SET PROBLEM: Please tally how many lines of the material below contain the word "this", and give only that number.

## START RECORDS SHOWN

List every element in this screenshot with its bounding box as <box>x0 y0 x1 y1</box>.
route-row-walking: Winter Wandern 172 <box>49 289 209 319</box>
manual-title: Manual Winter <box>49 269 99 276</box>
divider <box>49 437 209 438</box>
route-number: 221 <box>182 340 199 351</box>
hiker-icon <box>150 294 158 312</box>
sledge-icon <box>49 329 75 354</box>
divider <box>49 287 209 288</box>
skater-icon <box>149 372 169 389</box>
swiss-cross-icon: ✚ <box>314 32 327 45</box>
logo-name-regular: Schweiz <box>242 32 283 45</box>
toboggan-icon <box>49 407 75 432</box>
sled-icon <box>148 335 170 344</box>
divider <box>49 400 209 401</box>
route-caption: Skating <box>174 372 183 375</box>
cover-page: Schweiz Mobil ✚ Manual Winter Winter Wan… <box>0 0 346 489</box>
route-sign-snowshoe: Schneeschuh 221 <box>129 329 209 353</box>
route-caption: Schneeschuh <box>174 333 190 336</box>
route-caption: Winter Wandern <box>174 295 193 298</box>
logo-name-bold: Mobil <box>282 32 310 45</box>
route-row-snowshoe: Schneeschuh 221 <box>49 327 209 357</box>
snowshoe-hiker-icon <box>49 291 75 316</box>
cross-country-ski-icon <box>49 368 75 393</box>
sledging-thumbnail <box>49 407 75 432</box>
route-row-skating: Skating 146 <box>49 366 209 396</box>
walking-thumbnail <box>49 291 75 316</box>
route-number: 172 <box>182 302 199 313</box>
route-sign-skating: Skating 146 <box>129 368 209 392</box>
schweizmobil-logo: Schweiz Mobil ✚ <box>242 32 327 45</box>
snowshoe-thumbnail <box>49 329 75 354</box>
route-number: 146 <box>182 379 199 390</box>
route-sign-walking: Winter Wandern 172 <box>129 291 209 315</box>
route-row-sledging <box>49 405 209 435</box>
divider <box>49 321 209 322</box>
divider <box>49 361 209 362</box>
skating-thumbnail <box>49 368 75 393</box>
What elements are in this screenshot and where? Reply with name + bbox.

## END RECORDS SHOWN
## START RECORDS SHOWN

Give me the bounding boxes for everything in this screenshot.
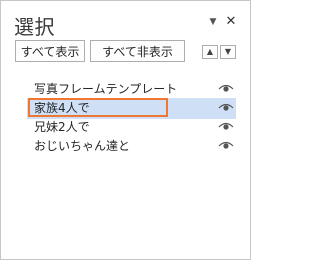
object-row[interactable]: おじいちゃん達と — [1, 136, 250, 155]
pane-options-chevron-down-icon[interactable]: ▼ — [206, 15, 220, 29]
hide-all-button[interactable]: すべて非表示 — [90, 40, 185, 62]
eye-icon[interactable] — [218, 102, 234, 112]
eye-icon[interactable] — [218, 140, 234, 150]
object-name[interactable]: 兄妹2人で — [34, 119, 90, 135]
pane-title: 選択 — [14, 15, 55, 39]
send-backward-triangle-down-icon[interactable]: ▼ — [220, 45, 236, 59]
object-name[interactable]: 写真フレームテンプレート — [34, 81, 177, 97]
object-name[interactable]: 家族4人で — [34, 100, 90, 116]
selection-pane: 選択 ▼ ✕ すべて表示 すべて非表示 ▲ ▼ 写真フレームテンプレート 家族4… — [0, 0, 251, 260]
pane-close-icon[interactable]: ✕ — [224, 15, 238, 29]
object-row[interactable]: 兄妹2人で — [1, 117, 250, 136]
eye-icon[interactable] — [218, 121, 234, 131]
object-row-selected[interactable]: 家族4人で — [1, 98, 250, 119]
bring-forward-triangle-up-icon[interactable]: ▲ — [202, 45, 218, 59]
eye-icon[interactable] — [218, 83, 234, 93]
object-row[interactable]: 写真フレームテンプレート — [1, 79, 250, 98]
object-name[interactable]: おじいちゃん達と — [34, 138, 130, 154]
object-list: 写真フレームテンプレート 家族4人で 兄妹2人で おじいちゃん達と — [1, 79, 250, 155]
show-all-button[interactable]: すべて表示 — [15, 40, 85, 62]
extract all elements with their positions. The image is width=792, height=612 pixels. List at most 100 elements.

## END RECORDS SHOWN

ANSWER TO THE EXERCISE: 3